***** Data listing *****
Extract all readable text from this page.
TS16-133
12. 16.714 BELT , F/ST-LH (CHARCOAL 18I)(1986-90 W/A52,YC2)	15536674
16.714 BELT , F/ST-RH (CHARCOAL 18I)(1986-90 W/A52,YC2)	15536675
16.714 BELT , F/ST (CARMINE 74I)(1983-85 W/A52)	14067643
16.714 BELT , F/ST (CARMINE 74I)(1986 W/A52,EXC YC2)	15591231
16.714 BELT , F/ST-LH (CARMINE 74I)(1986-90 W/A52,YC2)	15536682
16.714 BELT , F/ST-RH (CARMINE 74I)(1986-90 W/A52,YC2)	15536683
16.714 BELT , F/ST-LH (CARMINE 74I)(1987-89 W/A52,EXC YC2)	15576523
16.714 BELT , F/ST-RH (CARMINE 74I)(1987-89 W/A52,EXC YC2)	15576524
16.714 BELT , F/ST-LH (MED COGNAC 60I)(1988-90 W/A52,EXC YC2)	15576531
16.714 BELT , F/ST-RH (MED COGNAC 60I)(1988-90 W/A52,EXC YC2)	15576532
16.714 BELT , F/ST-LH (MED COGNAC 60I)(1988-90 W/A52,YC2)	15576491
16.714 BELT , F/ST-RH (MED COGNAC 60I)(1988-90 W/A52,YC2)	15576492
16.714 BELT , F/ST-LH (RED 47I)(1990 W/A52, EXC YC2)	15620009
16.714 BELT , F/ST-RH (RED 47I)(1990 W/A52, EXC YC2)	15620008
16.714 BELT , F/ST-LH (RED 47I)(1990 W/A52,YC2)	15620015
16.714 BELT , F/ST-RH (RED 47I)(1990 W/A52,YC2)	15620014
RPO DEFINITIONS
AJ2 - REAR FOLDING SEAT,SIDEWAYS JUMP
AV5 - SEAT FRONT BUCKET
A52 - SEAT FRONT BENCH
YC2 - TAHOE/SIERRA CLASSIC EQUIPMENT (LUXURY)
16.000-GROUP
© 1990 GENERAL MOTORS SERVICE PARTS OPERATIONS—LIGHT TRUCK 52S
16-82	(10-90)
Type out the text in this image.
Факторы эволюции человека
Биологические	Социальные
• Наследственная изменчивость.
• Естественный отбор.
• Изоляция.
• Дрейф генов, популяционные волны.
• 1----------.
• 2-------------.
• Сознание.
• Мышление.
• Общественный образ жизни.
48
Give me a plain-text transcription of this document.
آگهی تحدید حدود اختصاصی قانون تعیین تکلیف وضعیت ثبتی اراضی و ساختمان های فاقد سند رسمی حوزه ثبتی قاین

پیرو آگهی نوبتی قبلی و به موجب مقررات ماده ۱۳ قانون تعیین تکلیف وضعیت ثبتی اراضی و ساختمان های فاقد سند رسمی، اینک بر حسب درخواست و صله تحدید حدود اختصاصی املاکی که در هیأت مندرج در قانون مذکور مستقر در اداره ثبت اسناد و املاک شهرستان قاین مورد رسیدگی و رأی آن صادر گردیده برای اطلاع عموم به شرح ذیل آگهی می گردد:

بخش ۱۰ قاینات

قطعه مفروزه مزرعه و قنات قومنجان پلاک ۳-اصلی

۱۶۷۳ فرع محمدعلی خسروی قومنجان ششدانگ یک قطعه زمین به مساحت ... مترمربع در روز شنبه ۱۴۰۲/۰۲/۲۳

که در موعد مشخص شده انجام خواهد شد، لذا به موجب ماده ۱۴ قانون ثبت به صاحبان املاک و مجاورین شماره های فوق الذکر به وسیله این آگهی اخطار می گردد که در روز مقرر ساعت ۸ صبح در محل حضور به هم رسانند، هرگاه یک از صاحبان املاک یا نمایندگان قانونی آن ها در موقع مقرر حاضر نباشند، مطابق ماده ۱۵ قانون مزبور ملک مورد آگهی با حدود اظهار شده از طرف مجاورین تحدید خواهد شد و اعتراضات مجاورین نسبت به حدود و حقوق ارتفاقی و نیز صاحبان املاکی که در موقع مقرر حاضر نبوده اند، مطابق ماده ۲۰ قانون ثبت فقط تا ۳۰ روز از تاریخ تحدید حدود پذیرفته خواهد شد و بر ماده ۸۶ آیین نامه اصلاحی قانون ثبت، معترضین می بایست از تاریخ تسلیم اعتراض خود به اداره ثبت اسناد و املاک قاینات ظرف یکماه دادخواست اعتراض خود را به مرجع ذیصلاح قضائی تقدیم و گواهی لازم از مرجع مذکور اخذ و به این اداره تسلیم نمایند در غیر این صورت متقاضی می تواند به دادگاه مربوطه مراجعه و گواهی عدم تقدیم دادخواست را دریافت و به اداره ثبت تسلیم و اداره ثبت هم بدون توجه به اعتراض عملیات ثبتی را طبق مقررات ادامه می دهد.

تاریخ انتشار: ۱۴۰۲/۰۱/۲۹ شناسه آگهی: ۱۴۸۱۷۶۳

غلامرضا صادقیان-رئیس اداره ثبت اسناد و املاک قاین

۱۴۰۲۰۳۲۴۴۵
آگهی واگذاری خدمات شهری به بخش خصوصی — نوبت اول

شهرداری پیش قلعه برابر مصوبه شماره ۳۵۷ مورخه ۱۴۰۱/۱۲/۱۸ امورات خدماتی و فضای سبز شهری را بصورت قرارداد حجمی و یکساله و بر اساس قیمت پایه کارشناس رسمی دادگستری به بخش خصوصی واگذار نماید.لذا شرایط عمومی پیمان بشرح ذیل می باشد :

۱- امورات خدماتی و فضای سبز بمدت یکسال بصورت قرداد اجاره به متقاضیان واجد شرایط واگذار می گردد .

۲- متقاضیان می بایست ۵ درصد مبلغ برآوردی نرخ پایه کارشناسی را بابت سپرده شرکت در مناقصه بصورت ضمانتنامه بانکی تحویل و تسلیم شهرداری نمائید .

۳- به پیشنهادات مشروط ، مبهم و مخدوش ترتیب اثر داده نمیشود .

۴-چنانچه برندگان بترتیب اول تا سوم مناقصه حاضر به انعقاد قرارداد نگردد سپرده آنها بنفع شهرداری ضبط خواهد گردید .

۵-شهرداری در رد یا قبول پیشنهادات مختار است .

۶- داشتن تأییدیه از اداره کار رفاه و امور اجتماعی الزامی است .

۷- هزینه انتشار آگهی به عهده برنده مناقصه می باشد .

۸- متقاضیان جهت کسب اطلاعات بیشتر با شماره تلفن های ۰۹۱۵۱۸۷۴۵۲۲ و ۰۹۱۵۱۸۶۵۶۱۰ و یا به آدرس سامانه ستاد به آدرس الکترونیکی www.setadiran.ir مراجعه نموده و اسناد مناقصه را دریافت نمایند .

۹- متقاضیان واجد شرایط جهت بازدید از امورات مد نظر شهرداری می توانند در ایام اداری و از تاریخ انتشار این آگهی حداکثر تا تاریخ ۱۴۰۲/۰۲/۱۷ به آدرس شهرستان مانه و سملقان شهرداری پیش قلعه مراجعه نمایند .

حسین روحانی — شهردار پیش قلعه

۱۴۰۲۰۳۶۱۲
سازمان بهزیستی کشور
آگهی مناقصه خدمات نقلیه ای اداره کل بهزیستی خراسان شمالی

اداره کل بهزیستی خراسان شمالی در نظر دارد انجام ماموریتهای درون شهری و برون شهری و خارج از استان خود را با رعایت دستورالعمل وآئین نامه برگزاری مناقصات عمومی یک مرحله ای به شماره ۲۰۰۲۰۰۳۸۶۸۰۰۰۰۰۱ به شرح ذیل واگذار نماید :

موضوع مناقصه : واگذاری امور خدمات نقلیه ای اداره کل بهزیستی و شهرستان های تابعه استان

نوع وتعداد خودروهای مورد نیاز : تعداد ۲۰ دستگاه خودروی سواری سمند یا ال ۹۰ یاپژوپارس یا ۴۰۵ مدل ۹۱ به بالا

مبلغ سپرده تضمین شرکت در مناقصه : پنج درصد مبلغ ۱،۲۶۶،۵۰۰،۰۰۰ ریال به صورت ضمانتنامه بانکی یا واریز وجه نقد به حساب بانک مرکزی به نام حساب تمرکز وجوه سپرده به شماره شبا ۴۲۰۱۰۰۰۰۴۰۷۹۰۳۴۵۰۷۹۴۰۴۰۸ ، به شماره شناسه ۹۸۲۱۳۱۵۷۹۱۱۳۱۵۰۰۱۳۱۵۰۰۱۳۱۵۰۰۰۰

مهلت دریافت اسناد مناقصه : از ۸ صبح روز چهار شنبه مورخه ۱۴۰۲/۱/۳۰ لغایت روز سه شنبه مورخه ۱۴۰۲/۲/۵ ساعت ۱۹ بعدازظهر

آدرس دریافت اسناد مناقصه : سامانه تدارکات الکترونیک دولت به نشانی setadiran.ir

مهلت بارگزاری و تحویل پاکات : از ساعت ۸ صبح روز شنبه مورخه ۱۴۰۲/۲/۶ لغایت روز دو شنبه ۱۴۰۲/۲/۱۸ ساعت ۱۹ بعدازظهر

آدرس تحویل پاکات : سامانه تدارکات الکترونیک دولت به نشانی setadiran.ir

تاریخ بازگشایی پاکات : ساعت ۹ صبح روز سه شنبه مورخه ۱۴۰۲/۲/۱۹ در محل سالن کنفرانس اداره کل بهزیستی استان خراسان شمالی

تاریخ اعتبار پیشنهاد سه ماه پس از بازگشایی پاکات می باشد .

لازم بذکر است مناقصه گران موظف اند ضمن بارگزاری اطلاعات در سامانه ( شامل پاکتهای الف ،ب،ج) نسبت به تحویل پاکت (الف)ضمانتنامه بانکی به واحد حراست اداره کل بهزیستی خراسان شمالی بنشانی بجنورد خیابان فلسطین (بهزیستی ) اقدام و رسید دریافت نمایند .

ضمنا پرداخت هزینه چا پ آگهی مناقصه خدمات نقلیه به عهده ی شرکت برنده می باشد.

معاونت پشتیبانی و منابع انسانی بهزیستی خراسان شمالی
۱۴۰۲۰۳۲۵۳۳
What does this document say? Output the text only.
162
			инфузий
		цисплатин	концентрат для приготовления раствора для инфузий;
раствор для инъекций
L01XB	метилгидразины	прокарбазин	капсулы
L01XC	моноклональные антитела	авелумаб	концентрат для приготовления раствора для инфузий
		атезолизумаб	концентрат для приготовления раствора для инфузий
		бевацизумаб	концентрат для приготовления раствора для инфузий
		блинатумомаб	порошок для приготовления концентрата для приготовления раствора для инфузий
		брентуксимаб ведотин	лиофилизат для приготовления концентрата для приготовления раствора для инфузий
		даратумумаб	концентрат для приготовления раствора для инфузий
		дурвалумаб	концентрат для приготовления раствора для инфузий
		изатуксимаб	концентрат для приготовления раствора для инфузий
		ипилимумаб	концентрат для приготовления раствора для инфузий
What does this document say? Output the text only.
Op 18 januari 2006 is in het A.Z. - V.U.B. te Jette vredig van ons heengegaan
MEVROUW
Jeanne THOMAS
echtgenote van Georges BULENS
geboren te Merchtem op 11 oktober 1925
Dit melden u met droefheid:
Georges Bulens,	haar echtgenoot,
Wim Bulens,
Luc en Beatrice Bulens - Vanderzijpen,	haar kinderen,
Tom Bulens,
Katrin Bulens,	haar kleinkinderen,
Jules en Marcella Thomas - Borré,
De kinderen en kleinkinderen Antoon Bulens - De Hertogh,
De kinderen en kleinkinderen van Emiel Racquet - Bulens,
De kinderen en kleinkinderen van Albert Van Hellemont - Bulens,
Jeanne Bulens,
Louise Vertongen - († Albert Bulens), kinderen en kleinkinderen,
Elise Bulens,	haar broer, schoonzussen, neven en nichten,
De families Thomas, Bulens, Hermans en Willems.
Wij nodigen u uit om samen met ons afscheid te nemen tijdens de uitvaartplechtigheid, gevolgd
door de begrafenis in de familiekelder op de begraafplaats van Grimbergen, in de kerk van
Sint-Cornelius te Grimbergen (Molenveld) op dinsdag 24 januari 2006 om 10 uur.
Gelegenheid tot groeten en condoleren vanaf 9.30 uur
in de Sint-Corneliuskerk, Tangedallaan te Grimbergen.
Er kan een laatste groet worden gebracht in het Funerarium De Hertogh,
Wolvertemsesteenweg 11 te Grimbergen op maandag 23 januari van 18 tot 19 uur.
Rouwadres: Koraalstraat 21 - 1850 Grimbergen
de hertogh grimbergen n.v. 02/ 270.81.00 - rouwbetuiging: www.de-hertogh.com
*****
▸ Requirement
Read the entries and select each line where the word "COGNAC" is found.

▸ The output
16.714 BELT , F/ST-LH (MED COGNAC 60I)(1988-90 W/A52,EXC YC2)	15576531
16.714 BELT , F/ST-RH (MED COGNAC 60I)(1988-90 W/A52,EXC YC2)	15576532
16.714 BELT , F/ST-LH (MED COGNAC 60I)(1988-90 W/A52,YC2)	15576491
16.714 BELT , F/ST-RH (MED COGNAC 60I)(1988-90 W/A52,YC2)	15576492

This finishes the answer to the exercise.